** Begin Data to use **

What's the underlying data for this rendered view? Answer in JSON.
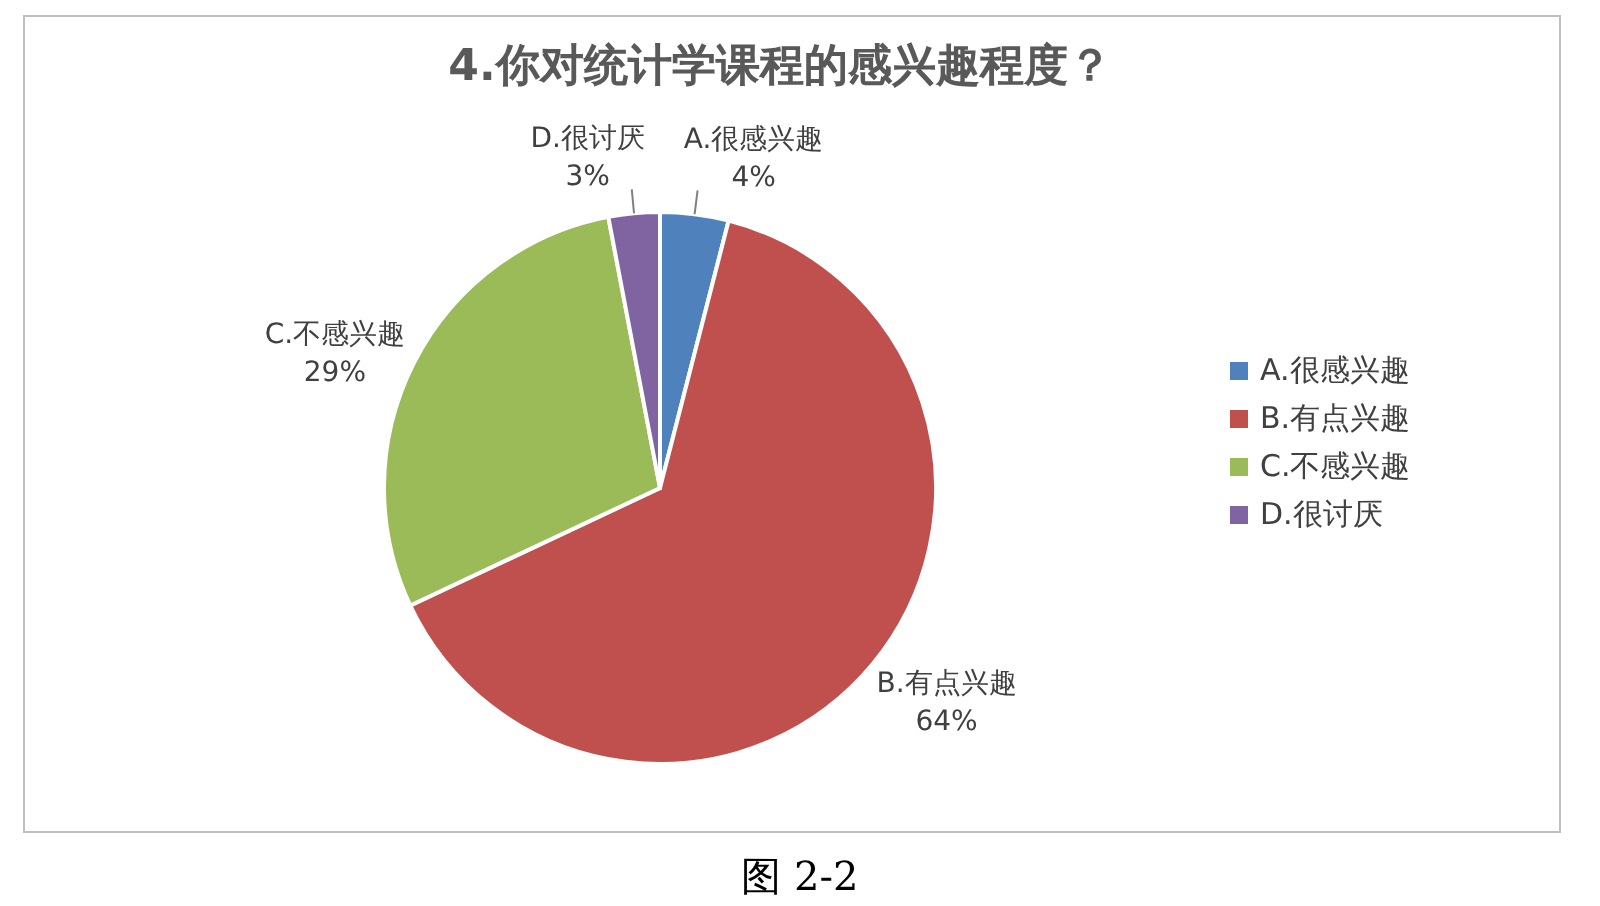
{
  "chart_data": {
    "type": "pie",
    "title": "4.你对统计学课程的感兴趣程度？",
    "categories": [
      "A.很感兴趣",
      "B.有点兴趣",
      "C.不感兴趣",
      "D.很讨厌"
    ],
    "values": [
      4,
      64,
      29,
      3
    ],
    "value_labels": [
      "4%",
      "64%",
      "29%",
      "3%"
    ],
    "colors": [
      "#4f81bd",
      "#c0504d",
      "#9bbb59",
      "#8064a2"
    ],
    "legend": "right",
    "annotations": [
      "图 2-2"
    ]
  }
}
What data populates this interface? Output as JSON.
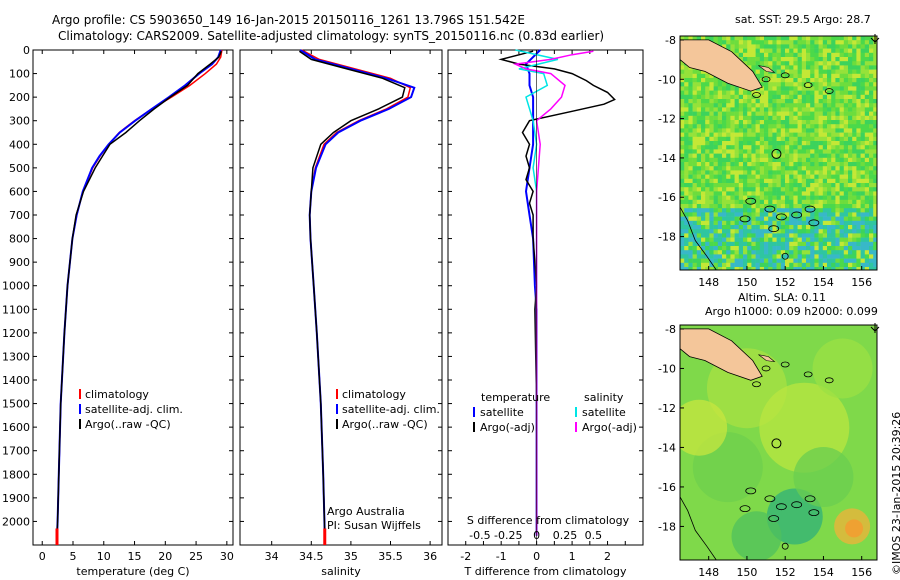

** End Data to use **

Aim of the exercise |
None of the pictures should appear; repeat the records exactly otherwise.

Exercise result |
What's the underlying data for this rendered view? Answer in JSON.
{
  "chart_data": {
    "type": "pie",
    "title": "4.你对统计学课程的感兴趣程度？",
    "categories": [
      "A.很感兴趣",
      "B.有点兴趣",
      "C.不感兴趣",
      "D.很讨厌"
    ],
    "values": [
      4,
      64,
      29,
      3
    ],
    "value_labels": [
      "4%",
      "64%",
      "29%",
      "3%"
    ],
    "colors": [
      "#4f81bd",
      "#c0504d",
      "#9bbb59",
      "#8064a2"
    ],
    "legend": "right",
    "annotations": [
      "图 2-2"
    ]
  }
}
What data populates this interface? Output as JSON.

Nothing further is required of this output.